Starting from the line that contains "Read this page and output its text content.", reproduce each line exactly through the end of the material, and include no other lines.
[start]
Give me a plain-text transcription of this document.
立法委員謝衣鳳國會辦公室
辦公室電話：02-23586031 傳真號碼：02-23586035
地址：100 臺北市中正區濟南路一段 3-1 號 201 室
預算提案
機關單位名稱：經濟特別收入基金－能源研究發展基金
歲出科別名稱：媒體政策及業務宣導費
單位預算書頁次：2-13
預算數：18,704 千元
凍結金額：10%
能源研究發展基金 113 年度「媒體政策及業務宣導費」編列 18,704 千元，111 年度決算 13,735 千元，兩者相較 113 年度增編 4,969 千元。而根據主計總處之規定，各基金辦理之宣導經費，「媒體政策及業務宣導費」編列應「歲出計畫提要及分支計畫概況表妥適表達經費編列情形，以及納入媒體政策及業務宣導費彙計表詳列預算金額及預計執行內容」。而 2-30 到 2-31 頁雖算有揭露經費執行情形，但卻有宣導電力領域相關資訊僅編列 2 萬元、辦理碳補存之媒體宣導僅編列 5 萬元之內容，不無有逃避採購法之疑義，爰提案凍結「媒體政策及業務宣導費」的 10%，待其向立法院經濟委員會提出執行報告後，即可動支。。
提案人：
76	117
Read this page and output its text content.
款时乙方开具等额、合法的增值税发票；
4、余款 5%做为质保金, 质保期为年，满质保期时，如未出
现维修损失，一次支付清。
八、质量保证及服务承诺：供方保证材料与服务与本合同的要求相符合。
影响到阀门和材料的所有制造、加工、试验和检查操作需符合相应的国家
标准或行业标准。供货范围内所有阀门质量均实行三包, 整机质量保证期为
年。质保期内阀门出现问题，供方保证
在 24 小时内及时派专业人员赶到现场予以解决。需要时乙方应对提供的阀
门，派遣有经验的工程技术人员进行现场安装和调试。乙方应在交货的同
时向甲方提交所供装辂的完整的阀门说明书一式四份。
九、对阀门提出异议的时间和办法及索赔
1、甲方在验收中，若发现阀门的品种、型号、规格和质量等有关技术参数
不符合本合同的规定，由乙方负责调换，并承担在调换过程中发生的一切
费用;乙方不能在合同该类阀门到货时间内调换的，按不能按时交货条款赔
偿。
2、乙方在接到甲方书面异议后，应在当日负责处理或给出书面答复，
[end]
**Answer to the task:**
Read this page and output its text content.
款时乙方开具等额、合法的增值税发票；
4、余款 5%做为质保金, 质保期为年，满质保期时，如未出
现维修损失，一次支付清。
八、质量保证及服务承诺：供方保证材料与服务与本合同的要求相符合。
影响到阀门和材料的所有制造、加工、试验和检查操作需符合相应的国家
标准或行业标准。供货范围内所有阀门质量均实行三包, 整机质量保证期为
年。质保期内阀门出现问题，供方保证
在 24 小时内及时派专业人员赶到现场予以解决。需要时乙方应对提供的阀
门，派遣有经验的工程技术人员进行现场安装和调试。乙方应在交货的同
时向甲方提交所供装辂的完整的阀门说明书一式四份。
九、对阀门提出异议的时间和办法及索赔
1、甲方在验收中，若发现阀门的品种、型号、规格和质量等有关技术参数
不符合本合同的规定，由乙方负责调换，并承担在调换过程中发生的一切
费用;乙方不能在合同该类阀门到货时间内调换的，按不能按时交货条款赔
偿。
2、乙方在接到甲方书面异议后，应在当日负责处理或给出书面答复，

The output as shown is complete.